Saved entries |
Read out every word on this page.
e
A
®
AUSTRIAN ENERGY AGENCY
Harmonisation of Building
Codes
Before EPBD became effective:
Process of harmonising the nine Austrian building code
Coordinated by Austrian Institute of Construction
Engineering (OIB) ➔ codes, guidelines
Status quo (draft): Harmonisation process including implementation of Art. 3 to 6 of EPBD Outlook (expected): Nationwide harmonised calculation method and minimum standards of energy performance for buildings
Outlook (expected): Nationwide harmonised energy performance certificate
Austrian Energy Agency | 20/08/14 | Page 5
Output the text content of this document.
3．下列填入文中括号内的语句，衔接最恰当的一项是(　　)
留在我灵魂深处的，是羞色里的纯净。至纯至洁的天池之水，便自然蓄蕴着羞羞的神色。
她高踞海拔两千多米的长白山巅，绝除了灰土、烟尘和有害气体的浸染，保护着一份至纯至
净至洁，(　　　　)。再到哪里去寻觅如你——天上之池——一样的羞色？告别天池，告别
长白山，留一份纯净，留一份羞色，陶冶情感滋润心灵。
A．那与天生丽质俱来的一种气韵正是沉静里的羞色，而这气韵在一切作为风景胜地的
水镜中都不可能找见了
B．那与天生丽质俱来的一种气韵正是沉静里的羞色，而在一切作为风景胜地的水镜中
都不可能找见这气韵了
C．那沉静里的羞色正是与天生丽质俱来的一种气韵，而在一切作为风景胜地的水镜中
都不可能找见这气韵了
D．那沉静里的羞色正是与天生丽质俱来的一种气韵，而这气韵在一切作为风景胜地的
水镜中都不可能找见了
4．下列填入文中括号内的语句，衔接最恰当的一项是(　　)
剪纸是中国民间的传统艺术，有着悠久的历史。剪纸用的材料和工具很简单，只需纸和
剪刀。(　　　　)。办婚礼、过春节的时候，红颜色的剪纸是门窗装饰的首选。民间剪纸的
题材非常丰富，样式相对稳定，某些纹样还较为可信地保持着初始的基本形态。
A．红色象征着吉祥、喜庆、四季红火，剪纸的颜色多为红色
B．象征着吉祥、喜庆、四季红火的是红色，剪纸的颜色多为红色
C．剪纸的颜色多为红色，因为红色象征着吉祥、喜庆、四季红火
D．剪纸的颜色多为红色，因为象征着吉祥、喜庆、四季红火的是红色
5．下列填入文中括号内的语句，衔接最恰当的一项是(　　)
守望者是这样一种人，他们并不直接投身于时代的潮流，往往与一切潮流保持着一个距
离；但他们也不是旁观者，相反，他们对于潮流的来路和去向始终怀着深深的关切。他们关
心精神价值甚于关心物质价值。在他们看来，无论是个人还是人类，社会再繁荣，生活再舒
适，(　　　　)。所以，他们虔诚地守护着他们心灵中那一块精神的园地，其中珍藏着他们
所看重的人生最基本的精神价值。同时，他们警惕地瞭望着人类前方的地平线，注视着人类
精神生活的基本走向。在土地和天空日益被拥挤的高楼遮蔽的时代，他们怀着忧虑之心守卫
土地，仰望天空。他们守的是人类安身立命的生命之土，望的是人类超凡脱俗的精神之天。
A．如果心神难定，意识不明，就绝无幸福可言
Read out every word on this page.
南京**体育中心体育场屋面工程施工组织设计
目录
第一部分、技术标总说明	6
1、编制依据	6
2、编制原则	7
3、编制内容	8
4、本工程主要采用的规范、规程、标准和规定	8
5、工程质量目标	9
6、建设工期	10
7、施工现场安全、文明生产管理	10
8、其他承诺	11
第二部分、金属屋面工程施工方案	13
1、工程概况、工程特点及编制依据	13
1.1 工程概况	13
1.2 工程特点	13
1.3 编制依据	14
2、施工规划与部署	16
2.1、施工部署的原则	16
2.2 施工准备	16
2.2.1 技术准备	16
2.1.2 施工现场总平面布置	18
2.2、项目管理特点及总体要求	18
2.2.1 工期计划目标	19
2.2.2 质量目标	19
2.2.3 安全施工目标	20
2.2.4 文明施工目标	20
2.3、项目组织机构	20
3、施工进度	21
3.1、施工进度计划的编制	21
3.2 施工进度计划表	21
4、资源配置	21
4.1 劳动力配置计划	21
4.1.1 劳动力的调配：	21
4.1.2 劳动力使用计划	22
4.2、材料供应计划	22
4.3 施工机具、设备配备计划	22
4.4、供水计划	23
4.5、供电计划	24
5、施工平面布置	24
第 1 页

What is needed | The records above should be duplicated in full, exactly as given.

Problem solution |
Read out every word on this page.
e
A
®
AUSTRIAN ENERGY AGENCY
Harmonisation of Building
Codes
Before EPBD became effective:
Process of harmonising the nine Austrian building code
Coordinated by Austrian Institute of Construction
Engineering (OIB) ➔ codes, guidelines
Status quo (draft): Harmonisation process including implementation of Art. 3 to 6 of EPBD Outlook (expected): Nationwide harmonised calculation method and minimum standards of energy performance for buildings
Outlook (expected): Nationwide harmonised energy performance certificate
Austrian Energy Agency | 20/08/14 | Page 5
Output the text content of this document.
3．下列填入文中括号内的语句，衔接最恰当的一项是(　　)
留在我灵魂深处的，是羞色里的纯净。至纯至洁的天池之水，便自然蓄蕴着羞羞的神色。
她高踞海拔两千多米的长白山巅，绝除了灰土、烟尘和有害气体的浸染，保护着一份至纯至
净至洁，(　　　　)。再到哪里去寻觅如你——天上之池——一样的羞色？告别天池，告别
长白山，留一份纯净，留一份羞色，陶冶情感滋润心灵。
A．那与天生丽质俱来的一种气韵正是沉静里的羞色，而这气韵在一切作为风景胜地的
水镜中都不可能找见了
B．那与天生丽质俱来的一种气韵正是沉静里的羞色，而在一切作为风景胜地的水镜中
都不可能找见这气韵了
C．那沉静里的羞色正是与天生丽质俱来的一种气韵，而在一切作为风景胜地的水镜中
都不可能找见这气韵了
D．那沉静里的羞色正是与天生丽质俱来的一种气韵，而这气韵在一切作为风景胜地的
水镜中都不可能找见了
4．下列填入文中括号内的语句，衔接最恰当的一项是(　　)
剪纸是中国民间的传统艺术，有着悠久的历史。剪纸用的材料和工具很简单，只需纸和
剪刀。(　　　　)。办婚礼、过春节的时候，红颜色的剪纸是门窗装饰的首选。民间剪纸的
题材非常丰富，样式相对稳定，某些纹样还较为可信地保持着初始的基本形态。
A．红色象征着吉祥、喜庆、四季红火，剪纸的颜色多为红色
B．象征着吉祥、喜庆、四季红火的是红色，剪纸的颜色多为红色
C．剪纸的颜色多为红色，因为红色象征着吉祥、喜庆、四季红火
D．剪纸的颜色多为红色，因为象征着吉祥、喜庆、四季红火的是红色
5．下列填入文中括号内的语句，衔接最恰当的一项是(　　)
守望者是这样一种人，他们并不直接投身于时代的潮流，往往与一切潮流保持着一个距
离；但他们也不是旁观者，相反，他们对于潮流的来路和去向始终怀着深深的关切。他们关
心精神价值甚于关心物质价值。在他们看来，无论是个人还是人类，社会再繁荣，生活再舒
适，(　　　　)。所以，他们虔诚地守护着他们心灵中那一块精神的园地，其中珍藏着他们
所看重的人生最基本的精神价值。同时，他们警惕地瞭望着人类前方的地平线，注视着人类
精神生活的基本走向。在土地和天空日益被拥挤的高楼遮蔽的时代，他们怀着忧虑之心守卫
土地，仰望天空。他们守的是人类安身立命的生命之土，望的是人类超凡脱俗的精神之天。
A．如果心神难定，意识不明，就绝无幸福可言
Read out every word on this page.
南京**体育中心体育场屋面工程施工组织设计
目录
第一部分、技术标总说明	6
1、编制依据	6
2、编制原则	7
3、编制内容	8
4、本工程主要采用的规范、规程、标准和规定	8
5、工程质量目标	9
6、建设工期	10
7、施工现场安全、文明生产管理	10
8、其他承诺	11
第二部分、金属屋面工程施工方案	13
1、工程概况、工程特点及编制依据	13
1.1 工程概况	13
1.2 工程特点	13
1.3 编制依据	14
2、施工规划与部署	16
2.1、施工部署的原则	16
2.2 施工准备	16
2.2.1 技术准备	16
2.1.2 施工现场总平面布置	18
2.2、项目管理特点及总体要求	18
2.2.1 工期计划目标	19
2.2.2 质量目标	19
2.2.3 安全施工目标	20
2.2.4 文明施工目标	20
2.3、项目组织机构	20
3、施工进度	21
3.1、施工进度计划的编制	21
3.2 施工进度计划表	21
4、资源配置	21
4.1 劳动力配置计划	21
4.1.1 劳动力的调配：	21
4.1.2 劳动力使用计划	22
4.2、材料供应计划	22
4.3 施工机具、设备配备计划	22
4.4、供水计划	23
4.5、供电计划	24
5、施工平面布置	24
第 1 页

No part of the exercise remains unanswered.